**TASK PROMPT:**
Note how many lines hold "ترفع" and report that number by itself.

**EXERCISE MATERIAL:**
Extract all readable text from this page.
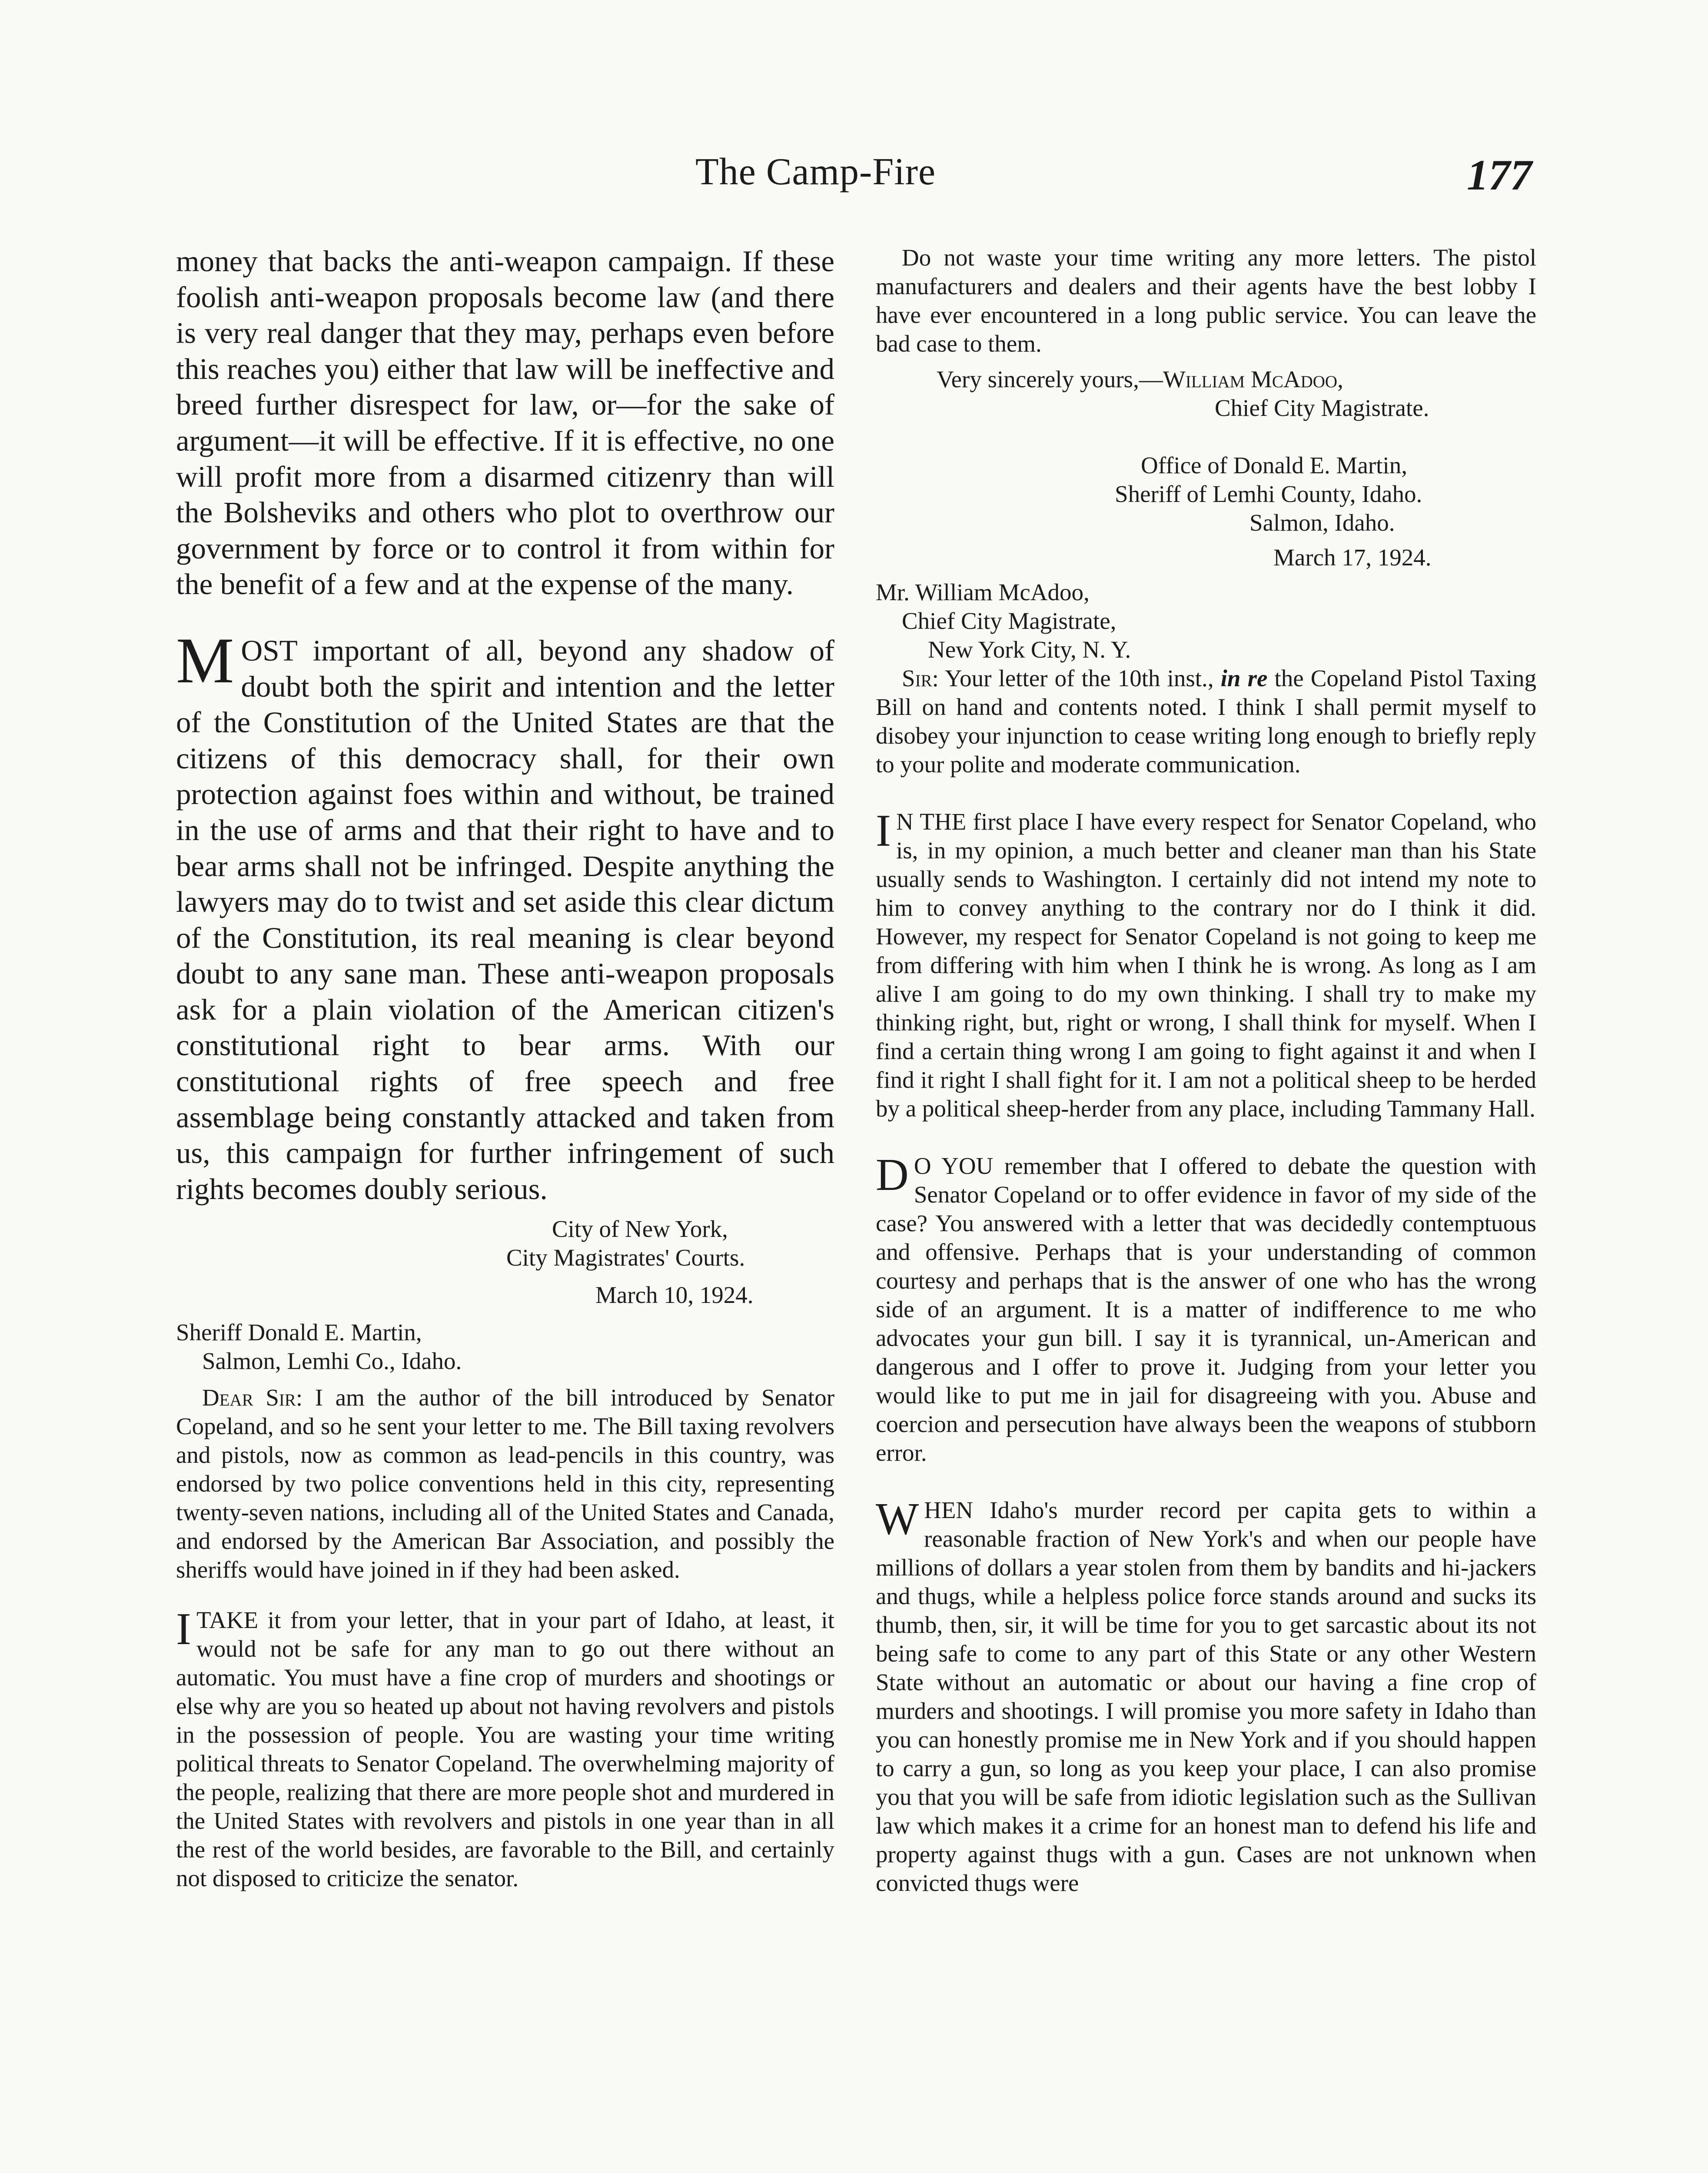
The Camp-Fire	177

money that backs the anti-weapon campaign. If these foolish anti-weapon proposals become law (and there is very real danger that they may, perhaps even before this reaches you) either that law will be ineffective and breed further disrespect for law, or—for the sake of argument—it will be effective. If it is effective, no one will profit more from a disarmed citizenry than will the Bolsheviks and others who plot to overthrow our government by force or to control it from within for the benefit of a few and at the expense of the many.

M OST important of all, beyond any shadow of doubt both the spirit and intention and the letter of the Constitution of the United States are that the citizens of this democracy shall, for their own protection against foes within and without, be trained in the use of arms and that their right to have and to bear arms shall not be infringed. Despite anything the lawyers may do to twist and set aside this clear dictum of the Constitution, its real meaning is clear beyond doubt to any sane man. These anti-weapon proposals ask for a plain violation of the American citizen's constitutional right to bear arms. With our constitutional rights of free speech and free assemblage being constantly attacked and taken from us, this campaign for further infringement of such rights becomes doubly serious.

City of New York,
City Magistrates' Courts.
March 10, 1924.
Sheriff Donald E. Martin,
Salmon, Lemhi Co., Idaho.

Dear Sir: I am the author of the bill introduced by Senator Copeland, and so he sent your letter to me. The Bill taxing revolvers and pistols, now as common as lead-pencils in this country, was endorsed by two police conventions held in this city, representing twenty-seven nations, including all of the United States and Canada, and endorsed by the American Bar Association, and possibly the sheriffs would have joined in if they had been asked.

I TAKE it from your letter, that in your part of Idaho, at least, it would not be safe for any man to go out there without an automatic. You must have a fine crop of murders and shootings or else why are you so heated up about not having revolvers and pistols in the possession of people. You are wasting your time writing political threats to Senator Copeland. The overwhelming majority of the people, realizing that there are more people shot and murdered in the United States with revolvers and pistols in one year than in all the rest of the world besides, are favorable to the Bill, and certainly not disposed to criticize the senator.

Do not waste your time writing any more letters. The pistol manufacturers and dealers and their agents have the best lobby I have ever encountered in a long public service. You can leave the bad case to them.

Very sincerely yours,—William McAdoo,
Chief City Magistrate.
Office of Donald E. Martin,
Sheriff of Lemhi County, Idaho.
Salmon, Idaho.
March 17, 1924.
Mr. William McAdoo,
Chief City Magistrate,
New York City, N. Y.

Sir: Your letter of the 10th inst., in re the Copeland Pistol Taxing Bill on hand and contents noted. I think I shall permit myself to disobey your injunction to cease writing long enough to briefly reply to your polite and moderate communication.

I N THE first place I have every respect for Senator Copeland, who is, in my opinion, a much better and cleaner man than his State usually sends to Washington. I certainly did not intend my note to him to convey anything to the contrary nor do I think it did. However, my respect for Senator Copeland is not going to keep me from differing with him when I think he is wrong. As long as I am alive I am going to do my own thinking. I shall try to make my thinking right, but, right or wrong, I shall think for myself. When I find a certain thing wrong I am going to fight against it and when I find it right I shall fight for it. I am not a political sheep to be herded by a political sheep-herder from any place, including Tammany Hall.

D O YOU remember that I offered to debate the question with Senator Copeland or to offer evidence in favor of my side of the case? You answered with a letter that was decidedly contemptuous and offensive. Perhaps that is your understanding of common courtesy and perhaps that is the answer of one who has the wrong side of an argument. It is a matter of indifference to me who advocates your gun bill. I say it is tyrannical, un-American and dangerous and I offer to prove it. Judging from your letter you would like to put me in jail for disagreeing with you. Abuse and coercion and persecution have always been the weapons of stubborn error.

W HEN Idaho's murder record per capita gets to within a reasonable fraction of New York's and when our people have millions of dollars a year stolen from them by bandits and hi-jackers and thugs, while a helpless police force stands around and sucks its thumb, then, sir, it will be time for you to get sarcastic about its not being safe to come to any part of this State or any other Western State without an automatic or about our having a fine crop of murders and shootings. I will promise you more safety in Idaho than you can honestly promise me in New York and if you should happen to carry a gun, so long as you keep your place, I can also promise you that you will be safe from idiotic legislation such as the Sullivan law which makes it a crime for an honest man to defend his life and property against thugs with a gun. Cases are not unknown when convicted thugs were
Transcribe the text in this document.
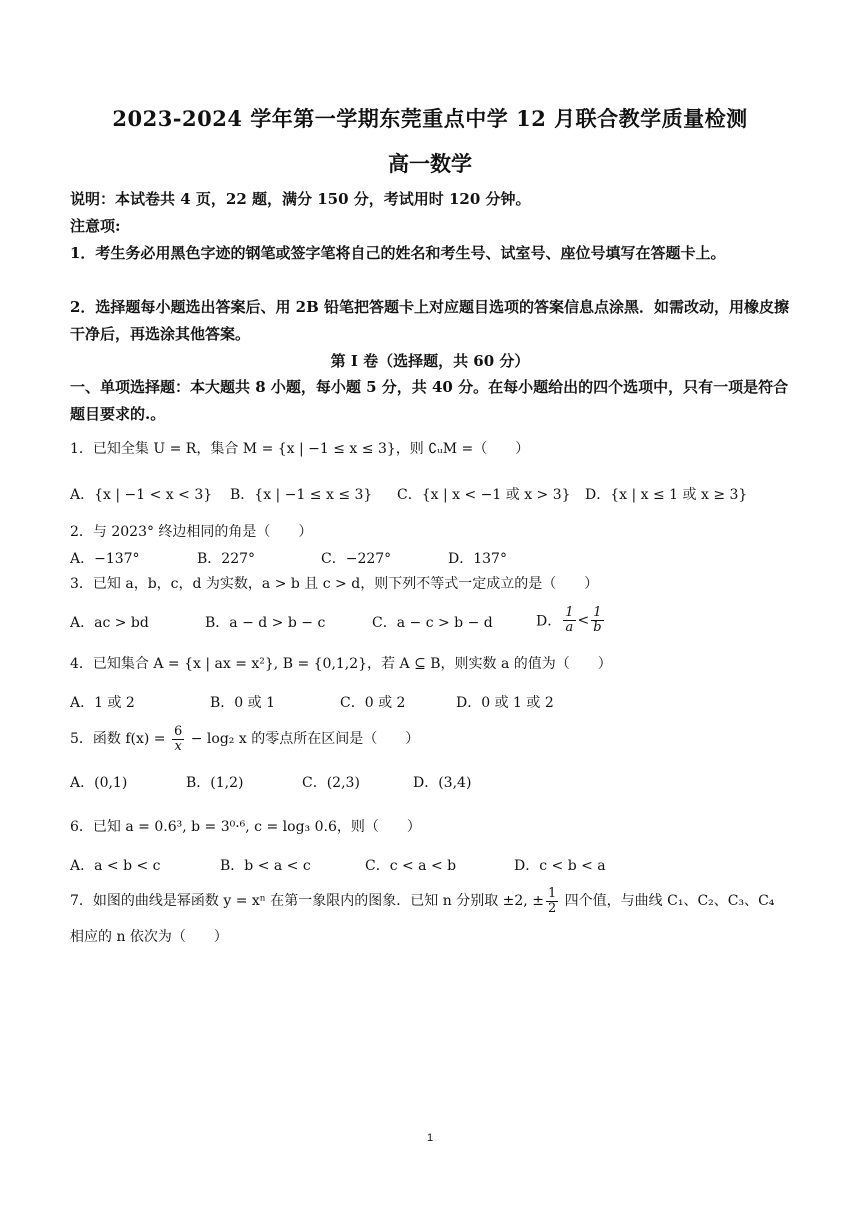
2023-2024 学年第一学期东莞重点中学 12 月联合教学质量检测
高一数学
说明：本试卷共 4 页，22 题，满分 150 分，考试用时 120 分钟。
注意项:
1．考生务必用黑色字迹的钢笔或签字笔将自己的姓名和考生号、试室号、座位号填写在答题卡上。
2．选择题每小题选出答案后、用 2B 铅笔把答题卡上对应题目选项的答案信息点涂黑．如需改动，用橡皮擦干净后，再选涂其他答案。
第 I 卷（选择题，共 60 分）
一、单项选择题：本大题共 8 小题，每小题 5 分，共 40 分。在每小题给出的四个选项中，只有一项是符合题目要求的.。
1．已知全集 U = R，集合 M = {x | −1 ≤ x ≤ 3}，则 ∁ᵤM =（　　）
A．{x | −1 < x < 3} B．{x | −1 ≤ x ≤ 3} C．{x | x < −1 或 x > 3} D．{x | x ≤ 1 或 x ≥ 3}
2．与 2023° 终边相同的角是（　　）
A．−137°	B．227°	C．−227°	D．137°
3．已知 a，b，c，d 为实数，a > b 且 c > d，则下列不等式一定成立的是（　　）
A．ac > bd	B．a − d > b − c	C．a − c > b − d	D． $\frac{1}{a} < \frac{1}{b}$
4．已知集合 A = {x | ax = x²}, B = {0,1,2}，若 A ⊆ B，则实数 a 的值为（　　）
A．1 或 2	B．0 或 1	C．0 或 2	D．0 或 1 或 2
5．函数 $f(x) = \frac{6}{x} - \log_2$ x 的零点所在区间是（　　）
A．(0,1)	B．(1,2)	C．(2,3)	D．(3,4)
6．已知 a = 0.6³, b = 3⁰·⁶, c = log₃ 0.6，则（　　）
A．a < b < c	B．b < a < c	C．c < a < b	D．c < b < a
7．如图的曲线是幂函数 y = xⁿ 在第一象限内的图象．已知 n 分别取 ±2, ± $\frac{1}{2}$ 四个值，与曲线 C₁、C₂、C₃、C₄
相应的 n 依次为（　　）
1
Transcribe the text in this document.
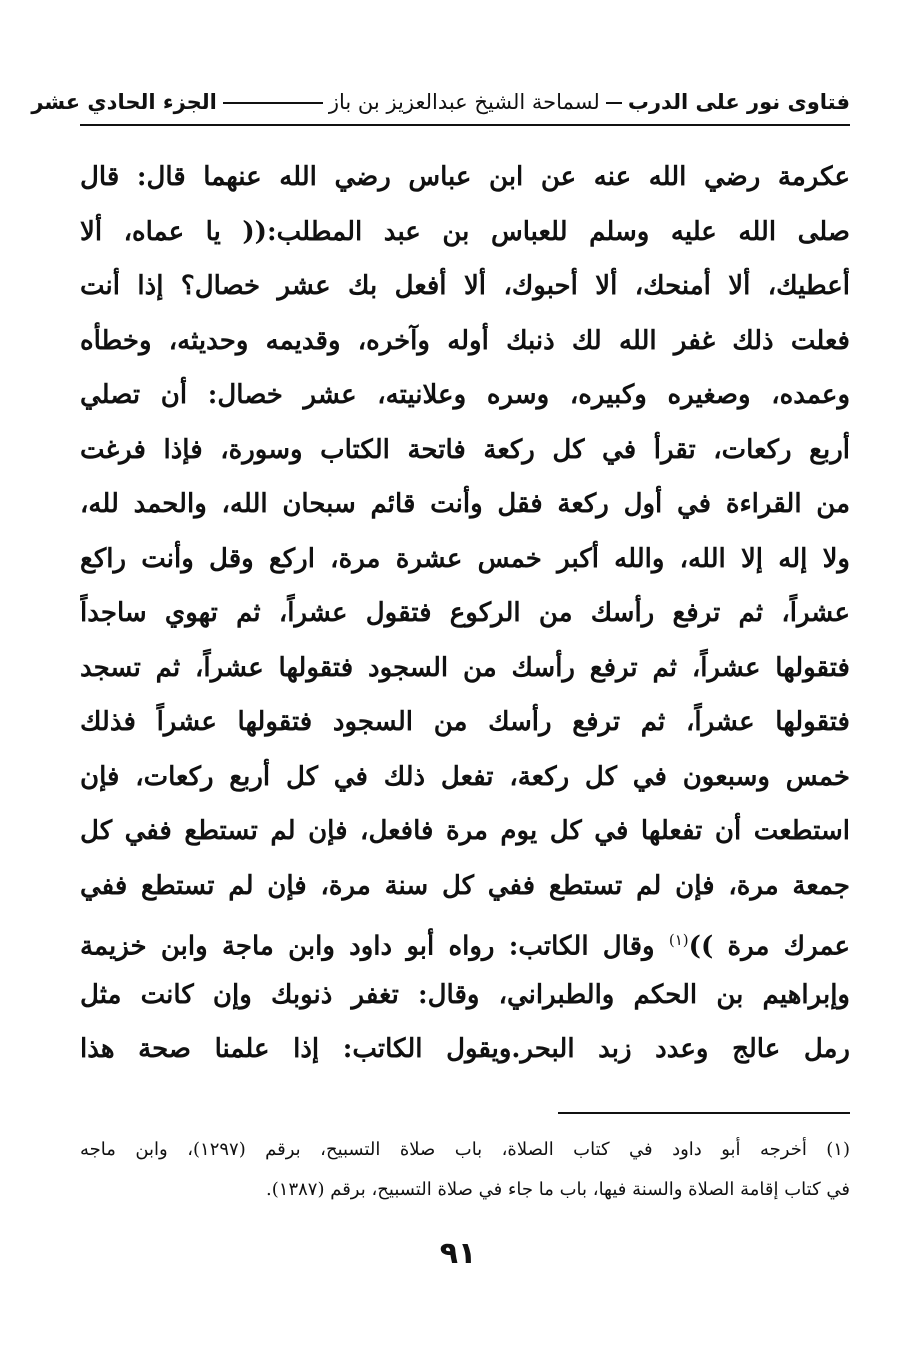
فتاوى نور على الدربلسماحة الشيخ عبدالعزيز بن باز
الجزء الحادي عشر
عكرمة رضي الله عنه عن ابن عباس رضي الله عنهما قال: قال
صلى الله عليه وسلم للعباس بن عبد المطلب:(( يا عماه، ألا
أعطيك، ألا أمنحك، ألا أحبوك، ألا أفعل بك عشر خصال؟ إذا أنت
فعلت ذلك غفر الله لك ذنبك أوله وآخره، وقديمه وحديثه، وخطأه
وعمده، وصغيره وكبيره، وسره وعلانيته، عشر خصال: أن تصلي
أربع ركعات، تقرأ في كل ركعة فاتحة الكتاب وسورة، فإذا فرغت
من القراءة في أول ركعة فقل وأنت قائم سبحان الله، والحمد لله،
ولا إله إلا الله، والله أكبر خمس عشرة مرة، اركع وقل وأنت راكع
عشراً، ثم ترفع رأسك من الركوع فتقول عشراً، ثم تهوي ساجداً
فتقولها عشراً، ثم ترفع رأسك من السجود فتقولها عشراً، ثم تسجد
فتقولها عشراً، ثم ترفع رأسك من السجود فتقولها عشراً فذلك
خمس وسبعون في كل ركعة، تفعل ذلك في كل أربع ركعات، فإن
استطعت أن تفعلها في كل يوم مرة فافعل، فإن لم تستطع ففي كل
جمعة مرة، فإن لم تستطع ففي كل سنة مرة، فإن لم تستطع ففي
عمرك مرة ))$^{(١)}$ وقال الكاتب: رواه أبو داود وابن ماجة وابن خزيمة
وإبراهيم بن الحكم والطبراني، وقال: تغفر ذنوبك وإن كانت مثل
رمل عالج وعدد زبد البحر.ويقول الكاتب: إذا علمنا صحة هذا
(١) أخرجه أبو داود في كتاب الصلاة، باب صلاة التسبيح، برقم (١٢٩٧)، وابن ماجه
في كتاب إقامة الصلاة والسنة فيها، باب ما جاء في صلاة التسبيح، برقم (١٣٨٧).
٩١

**FULL RESPONSE:**
3